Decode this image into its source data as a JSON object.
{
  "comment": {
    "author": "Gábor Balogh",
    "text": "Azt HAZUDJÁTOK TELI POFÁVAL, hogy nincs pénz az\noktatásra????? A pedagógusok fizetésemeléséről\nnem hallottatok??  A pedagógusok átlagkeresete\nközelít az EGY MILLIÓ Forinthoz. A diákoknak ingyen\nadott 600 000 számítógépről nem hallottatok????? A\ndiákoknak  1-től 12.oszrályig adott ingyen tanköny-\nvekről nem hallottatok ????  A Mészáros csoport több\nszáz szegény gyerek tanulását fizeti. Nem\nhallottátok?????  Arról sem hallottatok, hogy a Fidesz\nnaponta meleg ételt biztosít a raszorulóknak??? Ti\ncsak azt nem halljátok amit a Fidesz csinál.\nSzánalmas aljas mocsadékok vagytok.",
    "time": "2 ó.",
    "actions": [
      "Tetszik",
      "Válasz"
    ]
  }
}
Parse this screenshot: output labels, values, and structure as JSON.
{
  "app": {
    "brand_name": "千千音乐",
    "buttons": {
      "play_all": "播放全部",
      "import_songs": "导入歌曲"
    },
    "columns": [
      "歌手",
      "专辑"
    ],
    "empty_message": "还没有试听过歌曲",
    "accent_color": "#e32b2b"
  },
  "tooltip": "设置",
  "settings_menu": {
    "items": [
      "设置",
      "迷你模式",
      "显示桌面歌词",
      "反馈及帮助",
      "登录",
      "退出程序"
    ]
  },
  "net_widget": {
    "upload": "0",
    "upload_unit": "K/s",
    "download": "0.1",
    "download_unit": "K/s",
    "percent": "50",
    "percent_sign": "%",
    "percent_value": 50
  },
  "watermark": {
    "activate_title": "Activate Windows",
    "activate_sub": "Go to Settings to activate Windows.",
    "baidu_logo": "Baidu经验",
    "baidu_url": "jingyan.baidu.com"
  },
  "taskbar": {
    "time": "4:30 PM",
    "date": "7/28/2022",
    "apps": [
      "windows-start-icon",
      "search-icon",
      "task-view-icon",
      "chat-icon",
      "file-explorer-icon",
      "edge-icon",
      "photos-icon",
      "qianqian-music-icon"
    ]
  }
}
_ _ _
**What the task requires:** Write out all the entries exactly.

**Solution below:**
Decode this image into its source data as a JSON object.
{
  "comment": {
    "author": "Gábor Balogh",
    "text": "Azt HAZUDJÁTOK TELI POFÁVAL, hogy nincs pénz az\noktatásra????? A pedagógusok fizetésemeléséről\nnem hallottatok??  A pedagógusok átlagkeresete\nközelít az EGY MILLIÓ Forinthoz. A diákoknak ingyen\nadott 600 000 számítógépről nem hallottatok????? A\ndiákoknak  1-től 12.oszrályig adott ingyen tanköny-\nvekről nem hallottatok ????  A Mészáros csoport több\nszáz szegény gyerek tanulását fizeti. Nem\nhallottátok?????  Arról sem hallottatok, hogy a Fidesz\nnaponta meleg ételt biztosít a raszorulóknak??? Ti\ncsak azt nem halljátok amit a Fidesz csinál.\nSzánalmas aljas mocsadékok vagytok.",
    "time": "2 ó.",
    "actions": [
      "Tetszik",
      "Válasz"
    ]
  }
}
Parse this screenshot: output labels, values, and structure as JSON.
{
  "app": {
    "brand_name": "千千音乐",
    "buttons": {
      "play_all": "播放全部",
      "import_songs": "导入歌曲"
    },
    "columns": [
      "歌手",
      "专辑"
    ],
    "empty_message": "还没有试听过歌曲",
    "accent_color": "#e32b2b"
  },
  "tooltip": "设置",
  "settings_menu": {
    "items": [
      "设置",
      "迷你模式",
      "显示桌面歌词",
      "反馈及帮助",
      "登录",
      "退出程序"
    ]
  },
  "net_widget": {
    "upload": "0",
    "upload_unit": "K/s",
    "download": "0.1",
    "download_unit": "K/s",
    "percent": "50",
    "percent_sign": "%",
    "percent_value": 50
  },
  "watermark": {
    "activate_title": "Activate Windows",
    "activate_sub": "Go to Settings to activate Windows.",
    "baidu_logo": "Baidu经验",
    "baidu_url": "jingyan.baidu.com"
  },
  "taskbar": {
    "time": "4:30 PM",
    "date": "7/28/2022",
    "apps": [
      "windows-start-icon",
      "search-icon",
      "task-view-icon",
      "chat-icon",
      "file-explorer-icon",
      "edge-icon",
      "photos-icon",
      "qianqian-music-icon"
    ]
  }
}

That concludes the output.